Go through the listing and copy every line word for word.

□ □ □ □

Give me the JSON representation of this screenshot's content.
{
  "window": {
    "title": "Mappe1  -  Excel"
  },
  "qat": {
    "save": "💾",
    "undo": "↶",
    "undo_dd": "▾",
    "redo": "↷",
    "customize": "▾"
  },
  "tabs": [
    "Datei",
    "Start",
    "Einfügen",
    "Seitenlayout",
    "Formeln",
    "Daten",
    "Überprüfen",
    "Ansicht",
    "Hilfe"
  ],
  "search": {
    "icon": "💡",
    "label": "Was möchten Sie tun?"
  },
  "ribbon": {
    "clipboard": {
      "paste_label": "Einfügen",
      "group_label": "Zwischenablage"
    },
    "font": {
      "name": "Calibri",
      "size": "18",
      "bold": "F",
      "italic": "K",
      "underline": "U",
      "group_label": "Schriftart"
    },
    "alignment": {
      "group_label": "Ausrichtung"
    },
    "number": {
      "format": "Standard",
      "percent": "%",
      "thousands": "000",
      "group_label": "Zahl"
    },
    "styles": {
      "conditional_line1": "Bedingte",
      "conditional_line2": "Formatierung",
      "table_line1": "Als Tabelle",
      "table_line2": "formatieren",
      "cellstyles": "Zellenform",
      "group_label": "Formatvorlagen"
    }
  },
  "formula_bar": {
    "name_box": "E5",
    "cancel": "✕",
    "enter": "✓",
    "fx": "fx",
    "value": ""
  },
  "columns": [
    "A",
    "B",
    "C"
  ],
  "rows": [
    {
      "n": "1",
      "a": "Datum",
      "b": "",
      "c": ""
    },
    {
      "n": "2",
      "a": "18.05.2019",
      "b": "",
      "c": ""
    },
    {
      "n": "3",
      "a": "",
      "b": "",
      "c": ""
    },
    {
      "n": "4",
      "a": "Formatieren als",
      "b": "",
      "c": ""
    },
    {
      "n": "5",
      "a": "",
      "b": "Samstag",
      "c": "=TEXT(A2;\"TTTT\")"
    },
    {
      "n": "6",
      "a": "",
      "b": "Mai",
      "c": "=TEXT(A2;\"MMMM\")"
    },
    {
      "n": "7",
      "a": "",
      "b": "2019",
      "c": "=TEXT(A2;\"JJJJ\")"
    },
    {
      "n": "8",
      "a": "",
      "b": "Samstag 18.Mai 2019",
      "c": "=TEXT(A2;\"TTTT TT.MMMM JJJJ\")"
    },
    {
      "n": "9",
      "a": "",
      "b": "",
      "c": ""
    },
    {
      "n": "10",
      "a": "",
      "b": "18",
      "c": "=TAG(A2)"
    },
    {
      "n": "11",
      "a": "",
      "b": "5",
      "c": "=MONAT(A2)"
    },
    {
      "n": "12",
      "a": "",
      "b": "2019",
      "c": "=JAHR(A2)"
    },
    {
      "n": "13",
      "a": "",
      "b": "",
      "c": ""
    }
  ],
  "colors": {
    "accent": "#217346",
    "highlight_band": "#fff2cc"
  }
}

□ □ □ □

**Solution for this problem**:
Give me the JSON representation of this screenshot's content.
{
  "window": {
    "title": "Mappe1  -  Excel"
  },
  "qat": {
    "save": "💾",
    "undo": "↶",
    "undo_dd": "▾",
    "redo": "↷",
    "customize": "▾"
  },
  "tabs": [
    "Datei",
    "Start",
    "Einfügen",
    "Seitenlayout",
    "Formeln",
    "Daten",
    "Überprüfen",
    "Ansicht",
    "Hilfe"
  ],
  "search": {
    "icon": "💡",
    "label": "Was möchten Sie tun?"
  },
  "ribbon": {
    "clipboard": {
      "paste_label": "Einfügen",
      "group_label": "Zwischenablage"
    },
    "font": {
      "name": "Calibri",
      "size": "18",
      "bold": "F",
      "italic": "K",
      "underline": "U",
      "group_label": "Schriftart"
    },
    "alignment": {
      "group_label": "Ausrichtung"
    },
    "number": {
      "format": "Standard",
      "percent": "%",
      "thousands": "000",
      "group_label": "Zahl"
    },
    "styles": {
      "conditional_line1": "Bedingte",
      "conditional_line2": "Formatierung",
      "table_line1": "Als Tabelle",
      "table_line2": "formatieren",
      "cellstyles": "Zellenform",
      "group_label": "Formatvorlagen"
    }
  },
  "formula_bar": {
    "name_box": "E5",
    "cancel": "✕",
    "enter": "✓",
    "fx": "fx",
    "value": ""
  },
  "columns": [
    "A",
    "B",
    "C"
  ],
  "rows": [
    {
      "n": "1",
      "a": "Datum",
      "b": "",
      "c": ""
    },
    {
      "n": "2",
      "a": "18.05.2019",
      "b": "",
      "c": ""
    },
    {
      "n": "3",
      "a": "",
      "b": "",
      "c": ""
    },
    {
      "n": "4",
      "a": "Formatieren als",
      "b": "",
      "c": ""
    },
    {
      "n": "5",
      "a": "",
      "b": "Samstag",
      "c": "=TEXT(A2;\"TTTT\")"
    },
    {
      "n": "6",
      "a": "",
      "b": "Mai",
      "c": "=TEXT(A2;\"MMMM\")"
    },
    {
      "n": "7",
      "a": "",
      "b": "2019",
      "c": "=TEXT(A2;\"JJJJ\")"
    },
    {
      "n": "8",
      "a": "",
      "b": "Samstag 18.Mai 2019",
      "c": "=TEXT(A2;\"TTTT TT.MMMM JJJJ\")"
    },
    {
      "n": "9",
      "a": "",
      "b": "",
      "c": ""
    },
    {
      "n": "10",
      "a": "",
      "b": "18",
      "c": "=TAG(A2)"
    },
    {
      "n": "11",
      "a": "",
      "b": "5",
      "c": "=MONAT(A2)"
    },
    {
      "n": "12",
      "a": "",
      "b": "2019",
      "c": "=JAHR(A2)"
    },
    {
      "n": "13",
      "a": "",
      "b": "",
      "c": ""
    }
  ],
  "colors": {
    "accent": "#217346",
    "highlight_band": "#fff2cc"
  }
}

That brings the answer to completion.